» **Brief**
Copy out each line exactly; pictures stay out of the copy.

» **Dataset rows about figures**
- - - - -
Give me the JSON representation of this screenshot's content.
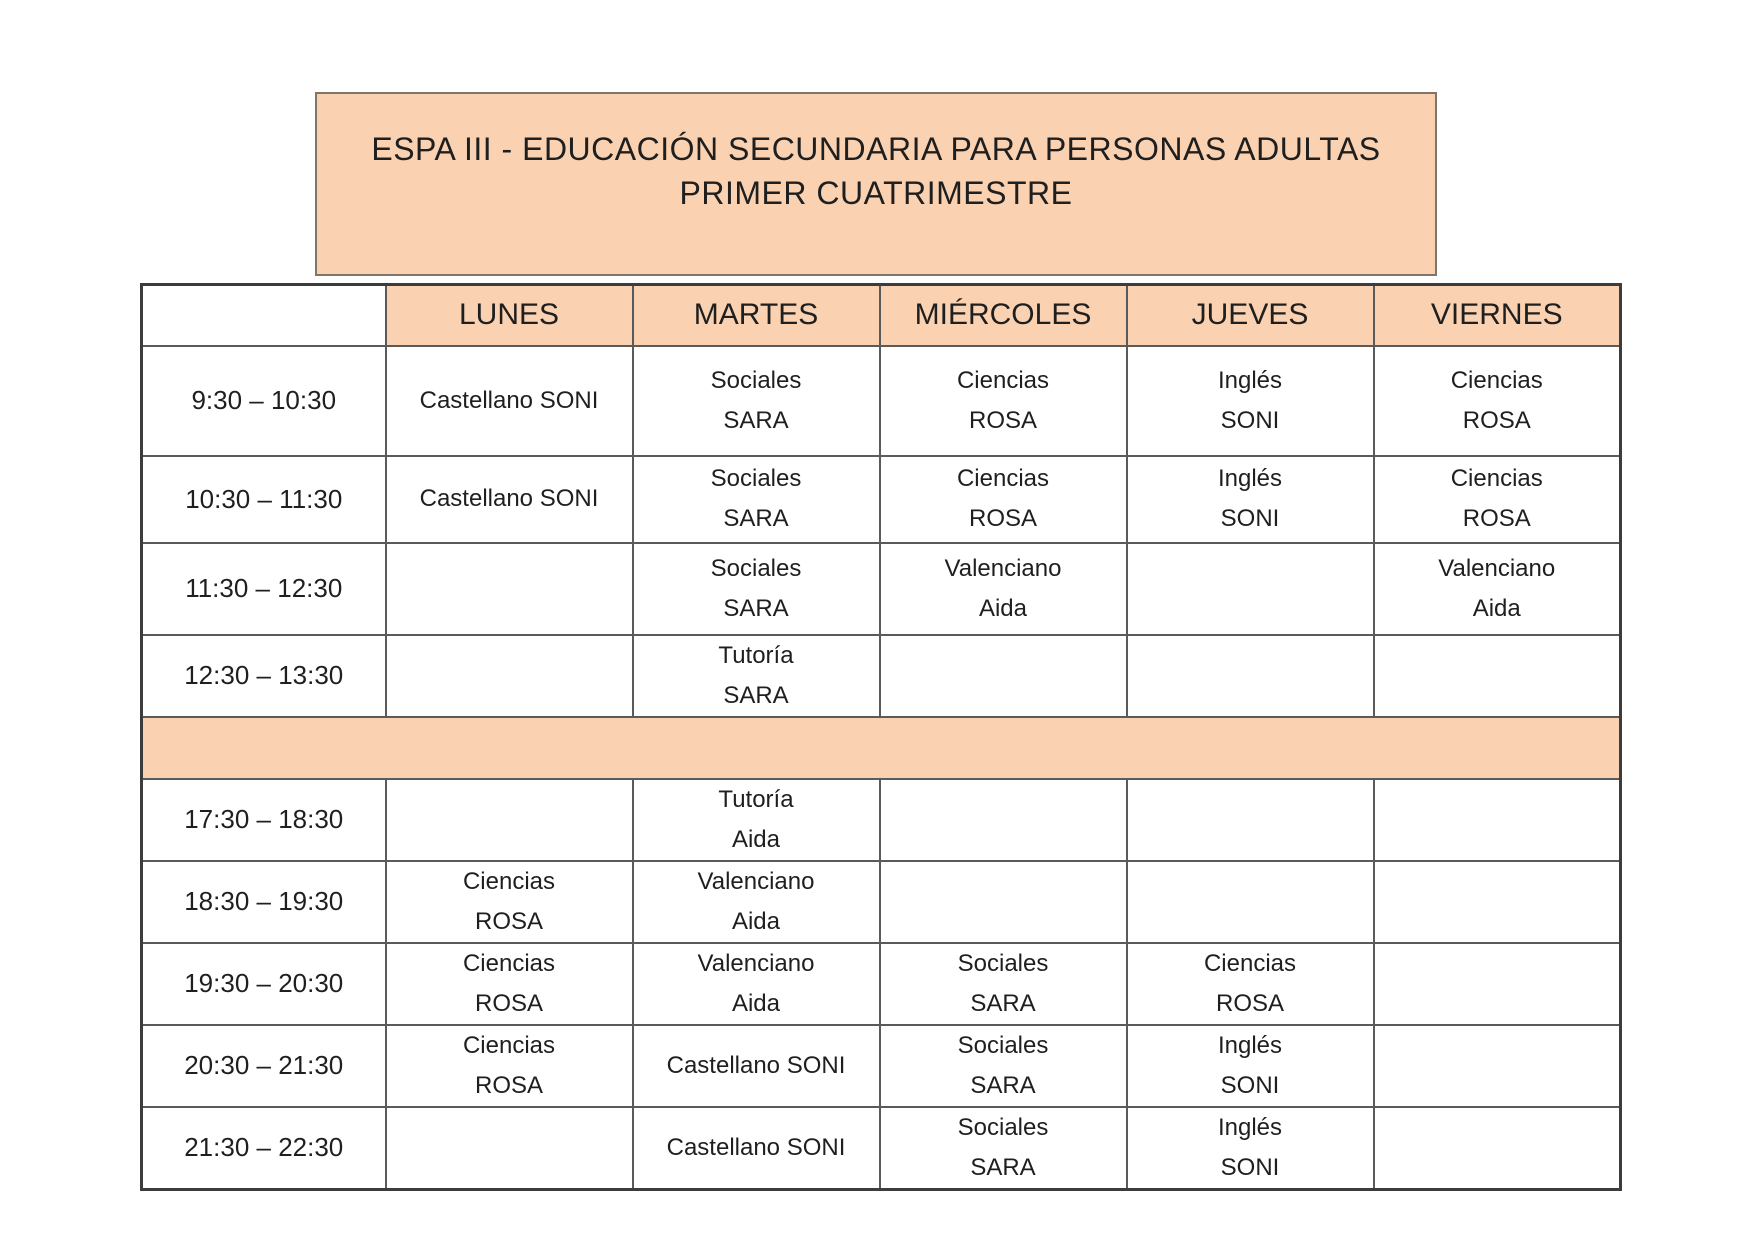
{
  "title": {
    "line1": "ESPA III - EDUCACIÓN SECUNDARIA PARA PERSONAS ADULTAS",
    "line2": "PRIMER CUATRIMESTRE"
  },
  "colors": {
    "peach": "#fad2b2",
    "title_border": "#7d766b",
    "border_outer": "#3c3c3c",
    "border_inner": "#5a5a5a",
    "text": "#1f1f1f"
  },
  "table": {
    "day_headers": [
      "LUNES",
      "MARTES",
      "MIÉRCOLES",
      "JUEVES",
      "VIERNES"
    ],
    "rows": [
      {
        "time": "9:30 – 10:30",
        "cells": [
          [
            "Castellano SONI"
          ],
          [
            "Sociales",
            "SARA"
          ],
          [
            "Ciencias",
            "ROSA"
          ],
          [
            "Inglés",
            "SONI"
          ],
          [
            "Ciencias",
            "ROSA"
          ]
        ]
      },
      {
        "time": "10:30 – 11:30",
        "cells": [
          [
            "Castellano SONI"
          ],
          [
            "Sociales",
            "SARA"
          ],
          [
            "Ciencias",
            "ROSA"
          ],
          [
            "Inglés",
            "SONI"
          ],
          [
            "Ciencias",
            "ROSA"
          ]
        ]
      },
      {
        "time": "11:30 – 12:30",
        "cells": [
          [],
          [
            "Sociales",
            "SARA"
          ],
          [
            "Valenciano",
            "Aida"
          ],
          [],
          [
            "Valenciano",
            "Aida"
          ]
        ]
      },
      {
        "time": "12:30 – 13:30",
        "cells": [
          [],
          [
            "Tutoría",
            "SARA"
          ],
          [],
          [],
          []
        ]
      },
      {
        "type": "separator"
      },
      {
        "time": "17:30 – 18:30",
        "cells": [
          [],
          [
            "Tutoría",
            "Aida"
          ],
          [],
          [],
          []
        ]
      },
      {
        "time": "18:30 – 19:30",
        "cells": [
          [
            "Ciencias",
            "ROSA"
          ],
          [
            "Valenciano",
            "Aida"
          ],
          [],
          [],
          []
        ]
      },
      {
        "time": "19:30 – 20:30",
        "cells": [
          [
            "Ciencias",
            "ROSA"
          ],
          [
            "Valenciano",
            "Aida"
          ],
          [
            "Sociales",
            "SARA"
          ],
          [
            "Ciencias",
            "ROSA"
          ],
          []
        ]
      },
      {
        "time": "20:30 – 21:30",
        "cells": [
          [
            "Ciencias",
            "ROSA"
          ],
          [
            "Castellano SONI"
          ],
          [
            "Sociales",
            "SARA"
          ],
          [
            "Inglés",
            "SONI"
          ],
          []
        ]
      },
      {
        "time": "21:30 – 22:30",
        "cells": [
          [],
          [
            "Castellano SONI"
          ],
          [
            "Sociales",
            "SARA"
          ],
          [
            "Inglés",
            "SONI"
          ],
          []
        ]
      }
    ]
  }
}
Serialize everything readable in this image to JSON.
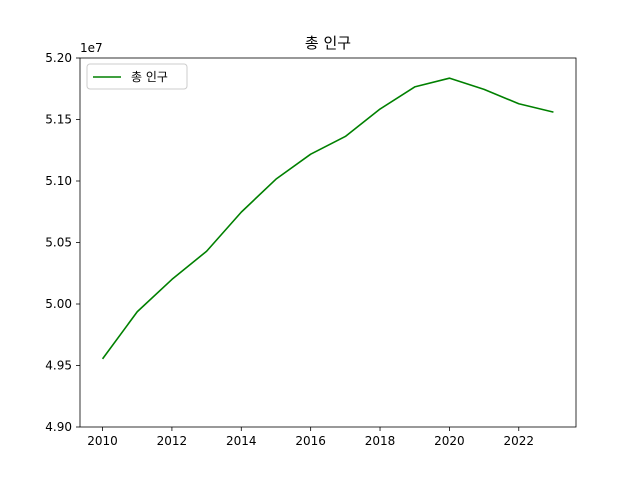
{
  "chart_data": {
    "type": "line",
    "title": "총 인구",
    "xlabel": "",
    "ylabel": "",
    "y_offset_label": "1e7",
    "x": [
      2010,
      2011,
      2012,
      2013,
      2014,
      2015,
      2016,
      2017,
      2018,
      2019,
      2020,
      2021,
      2022,
      2023
    ],
    "series": [
      {
        "name": "총 인구",
        "color": "#008000",
        "values": [
          49554000,
          49937000,
          50200000,
          50429000,
          50747000,
          51015000,
          51218000,
          51362000,
          51585000,
          51765000,
          51836000,
          51745000,
          51628000,
          51560000
        ]
      }
    ],
    "xlim": [
      2009.35,
      2023.65
    ],
    "ylim": [
      49000000,
      52000000
    ],
    "x_ticks": [
      2010,
      2012,
      2014,
      2016,
      2018,
      2020,
      2022
    ],
    "y_ticks": [
      49000000,
      49500000,
      50000000,
      50500000,
      51000000,
      51500000,
      52000000
    ],
    "y_tick_labels": [
      "4.90",
      "4.95",
      "5.00",
      "5.05",
      "5.10",
      "5.15",
      "5.20"
    ],
    "grid": false,
    "legend_position": "upper left"
  }
}
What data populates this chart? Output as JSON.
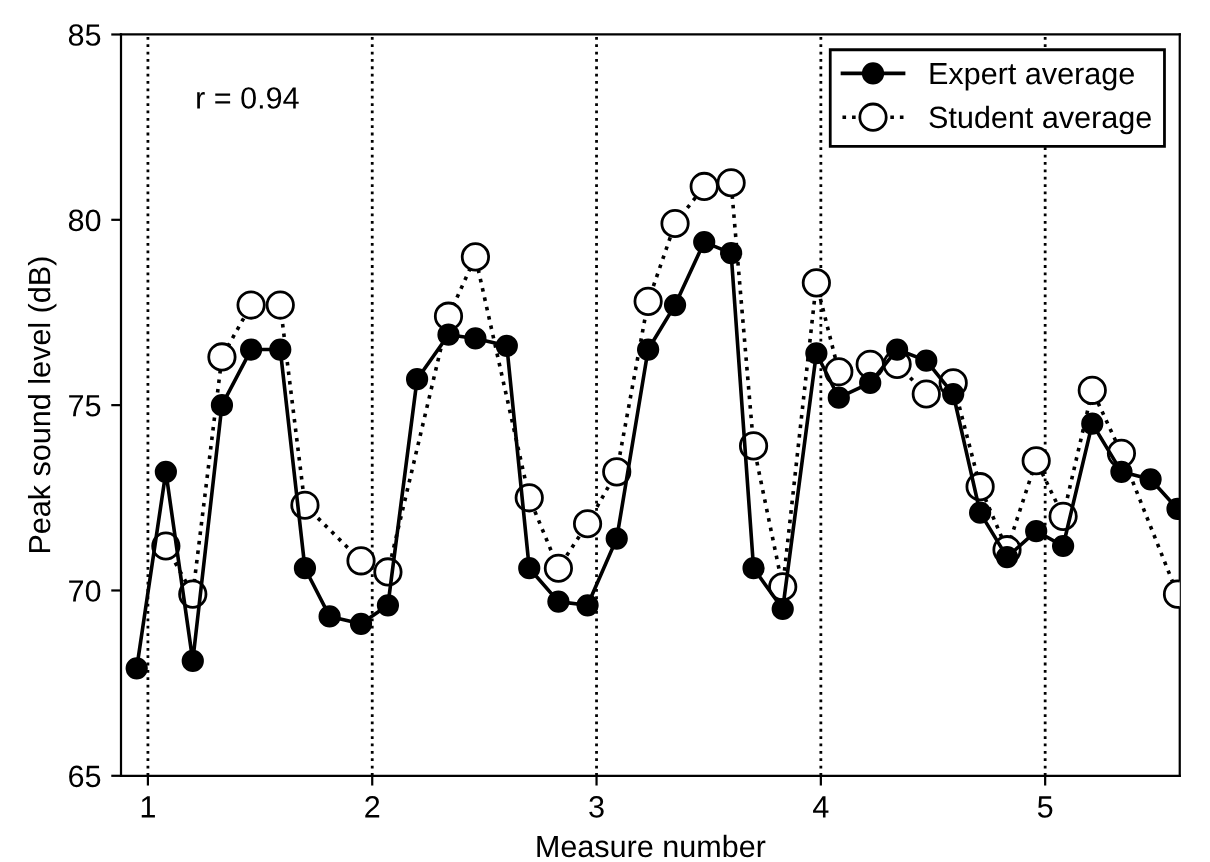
{
  "chart_data": {
    "type": "line",
    "xlabel": "Measure number",
    "ylabel": "Peak sound level (dB)",
    "annotations": [
      "r = 0.94"
    ],
    "series": [
      {
        "name": "Expert average",
        "color": "#000000",
        "marker": "circle",
        "line_style": "solid",
        "x": [
          0.95,
          1.08,
          1.2,
          1.33,
          1.46,
          1.59,
          1.7,
          1.81,
          1.95,
          2.07,
          2.2,
          2.34,
          2.46,
          2.6,
          2.7,
          2.83,
          2.96,
          3.09,
          3.23,
          3.35,
          3.48,
          3.6,
          3.7,
          3.83,
          3.98,
          4.08,
          4.22,
          4.34,
          4.47,
          4.59,
          4.71,
          4.83,
          4.96,
          5.08,
          5.21,
          5.34,
          5.47,
          5.59
        ],
        "values": [
          67.9,
          73.2,
          68.1,
          75.0,
          76.5,
          76.5,
          70.6,
          69.3,
          69.1,
          69.6,
          75.7,
          76.9,
          76.8,
          76.6,
          70.6,
          69.7,
          69.6,
          71.4,
          76.5,
          77.7,
          79.4,
          79.1,
          70.6,
          69.5,
          76.4,
          75.2,
          75.6,
          76.5,
          76.2,
          75.3,
          72.1,
          70.9,
          71.6,
          71.2,
          74.5,
          73.2,
          73.0,
          72.2
        ]
      },
      {
        "name": "Student average",
        "color": "#000000",
        "marker": "circle",
        "line_style": "dotted",
        "x": [
          1.08,
          1.2,
          1.33,
          1.46,
          1.59,
          1.7,
          1.95,
          2.07,
          2.34,
          2.46,
          2.7,
          2.83,
          2.96,
          3.09,
          3.23,
          3.35,
          3.48,
          3.6,
          3.7,
          3.83,
          3.98,
          4.08,
          4.22,
          4.34,
          4.47,
          4.59,
          4.71,
          4.83,
          4.96,
          5.08,
          5.21,
          5.34,
          5.59
        ],
        "values": [
          71.2,
          69.9,
          76.3,
          77.7,
          77.7,
          72.3,
          70.8,
          70.5,
          77.4,
          79.0,
          72.5,
          70.6,
          71.8,
          73.2,
          77.8,
          79.9,
          80.9,
          81.0,
          73.9,
          70.1,
          78.3,
          75.9,
          76.1,
          76.1,
          75.3,
          75.6,
          72.8,
          71.1,
          73.5,
          72.0,
          75.4,
          73.7,
          69.9
        ]
      }
    ],
    "xlim": [
      0.88,
      5.6
    ],
    "ylim": [
      65,
      85
    ],
    "xticks": [
      1,
      2,
      3,
      4,
      5
    ],
    "yticks": [
      65,
      70,
      75,
      80,
      85
    ],
    "grid": "x",
    "legend": "top right"
  }
}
- - - - -
» **Exercise response**
Give me the JSON representation of this screenshot's content.
{
  "title": {
    "line1": "ESPA III - EDUCACIÓN SECUNDARIA PARA PERSONAS ADULTAS",
    "line2": "PRIMER CUATRIMESTRE"
  },
  "colors": {
    "peach": "#fad2b2",
    "title_border": "#7d766b",
    "border_outer": "#3c3c3c",
    "border_inner": "#5a5a5a",
    "text": "#1f1f1f"
  },
  "table": {
    "day_headers": [
      "LUNES",
      "MARTES",
      "MIÉRCOLES",
      "JUEVES",
      "VIERNES"
    ],
    "rows": [
      {
        "time": "9:30 – 10:30",
        "cells": [
          [
            "Castellano SONI"
          ],
          [
            "Sociales",
            "SARA"
          ],
          [
            "Ciencias",
            "ROSA"
          ],
          [
            "Inglés",
            "SONI"
          ],
          [
            "Ciencias",
            "ROSA"
          ]
        ]
      },
      {
        "time": "10:30 – 11:30",
        "cells": [
          [
            "Castellano SONI"
          ],
          [
            "Sociales",
            "SARA"
          ],
          [
            "Ciencias",
            "ROSA"
          ],
          [
            "Inglés",
            "SONI"
          ],
          [
            "Ciencias",
            "ROSA"
          ]
        ]
      },
      {
        "time": "11:30 – 12:30",
        "cells": [
          [],
          [
            "Sociales",
            "SARA"
          ],
          [
            "Valenciano",
            "Aida"
          ],
          [],
          [
            "Valenciano",
            "Aida"
          ]
        ]
      },
      {
        "time": "12:30 – 13:30",
        "cells": [
          [],
          [
            "Tutoría",
            "SARA"
          ],
          [],
          [],
          []
        ]
      },
      {
        "type": "separator"
      },
      {
        "time": "17:30 – 18:30",
        "cells": [
          [],
          [
            "Tutoría",
            "Aida"
          ],
          [],
          [],
          []
        ]
      },
      {
        "time": "18:30 – 19:30",
        "cells": [
          [
            "Ciencias",
            "ROSA"
          ],
          [
            "Valenciano",
            "Aida"
          ],
          [],
          [],
          []
        ]
      },
      {
        "time": "19:30 – 20:30",
        "cells": [
          [
            "Ciencias",
            "ROSA"
          ],
          [
            "Valenciano",
            "Aida"
          ],
          [
            "Sociales",
            "SARA"
          ],
          [
            "Ciencias",
            "ROSA"
          ],
          []
        ]
      },
      {
        "time": "20:30 – 21:30",
        "cells": [
          [
            "Ciencias",
            "ROSA"
          ],
          [
            "Castellano SONI"
          ],
          [
            "Sociales",
            "SARA"
          ],
          [
            "Inglés",
            "SONI"
          ],
          []
        ]
      },
      {
        "time": "21:30 – 22:30",
        "cells": [
          [],
          [
            "Castellano SONI"
          ],
          [
            "Sociales",
            "SARA"
          ],
          [
            "Inglés",
            "SONI"
          ],
          []
        ]
      }
    ]
  }
}
Serialize everything readable in this image to JSON.
{
  "chart_data": {
    "type": "line",
    "title": "총 인구",
    "xlabel": "",
    "ylabel": "",
    "y_offset_label": "1e7",
    "x": [
      2010,
      2011,
      2012,
      2013,
      2014,
      2015,
      2016,
      2017,
      2018,
      2019,
      2020,
      2021,
      2022,
      2023
    ],
    "series": [
      {
        "name": "총 인구",
        "color": "#008000",
        "values": [
          49554000,
          49937000,
          50200000,
          50429000,
          50747000,
          51015000,
          51218000,
          51362000,
          51585000,
          51765000,
          51836000,
          51745000,
          51628000,
          51560000
        ]
      }
    ],
    "xlim": [
      2009.35,
      2023.65
    ],
    "ylim": [
      49000000,
      52000000
    ],
    "x_ticks": [
      2010,
      2012,
      2014,
      2016,
      2018,
      2020,
      2022
    ],
    "y_ticks": [
      49000000,
      49500000,
      50000000,
      50500000,
      51000000,
      51500000,
      52000000
    ],
    "y_tick_labels": [
      "4.90",
      "4.95",
      "5.00",
      "5.05",
      "5.10",
      "5.15",
      "5.20"
    ],
    "grid": false,
    "legend_position": "upper left"
  }
}
What data populates this chart? Output as JSON.
{
  "chart_data": {
    "type": "line",
    "xlabel": "Measure number",
    "ylabel": "Peak sound level (dB)",
    "annotations": [
      "r = 0.94"
    ],
    "series": [
      {
        "name": "Expert average",
        "color": "#000000",
        "marker": "circle",
        "line_style": "solid",
        "x": [
          0.95,
          1.08,
          1.2,
          1.33,
          1.46,
          1.59,
          1.7,
          1.81,
          1.95,
          2.07,
          2.2,
          2.34,
          2.46,
          2.6,
          2.7,
          2.83,
          2.96,
          3.09,
          3.23,
          3.35,
          3.48,
          3.6,
          3.7,
          3.83,
          3.98,
          4.08,
          4.22,
          4.34,
          4.47,
          4.59,
          4.71,
          4.83,
          4.96,
          5.08,
          5.21,
          5.34,
          5.47,
          5.59
        ],
        "values": [
          67.9,
          73.2,
          68.1,
          75.0,
          76.5,
          76.5,
          70.6,
          69.3,
          69.1,
          69.6,
          75.7,
          76.9,
          76.8,
          76.6,
          70.6,
          69.7,
          69.6,
          71.4,
          76.5,
          77.7,
          79.4,
          79.1,
          70.6,
          69.5,
          76.4,
          75.2,
          75.6,
          76.5,
          76.2,
          75.3,
          72.1,
          70.9,
          71.6,
          71.2,
          74.5,
          73.2,
          73.0,
          72.2
        ]
      },
      {
        "name": "Student average",
        "color": "#000000",
        "marker": "circle",
        "line_style": "dotted",
        "x": [
          1.08,
          1.2,
          1.33,
          1.46,
          1.59,
          1.7,
          1.95,
          2.07,
          2.34,
          2.46,
          2.7,
          2.83,
          2.96,
          3.09,
          3.23,
          3.35,
          3.48,
          3.6,
          3.7,
          3.83,
          3.98,
          4.08,
          4.22,
          4.34,
          4.47,
          4.59,
          4.71,
          4.83,
          4.96,
          5.08,
          5.21,
          5.34,
          5.59
        ],
        "values": [
          71.2,
          69.9,
          76.3,
          77.7,
          77.7,
          72.3,
          70.8,
          70.5,
          77.4,
          79.0,
          72.5,
          70.6,
          71.8,
          73.2,
          77.8,
          79.9,
          80.9,
          81.0,
          73.9,
          70.1,
          78.3,
          75.9,
          76.1,
          76.1,
          75.3,
          75.6,
          72.8,
          71.1,
          73.5,
          72.0,
          75.4,
          73.7,
          69.9
        ]
      }
    ],
    "xlim": [
      0.88,
      5.6
    ],
    "ylim": [
      65,
      85
    ],
    "xticks": [
      1,
      2,
      3,
      4,
      5
    ],
    "yticks": [
      65,
      70,
      75,
      80,
      85
    ],
    "grid": "x",
    "legend": "top right"
  }
}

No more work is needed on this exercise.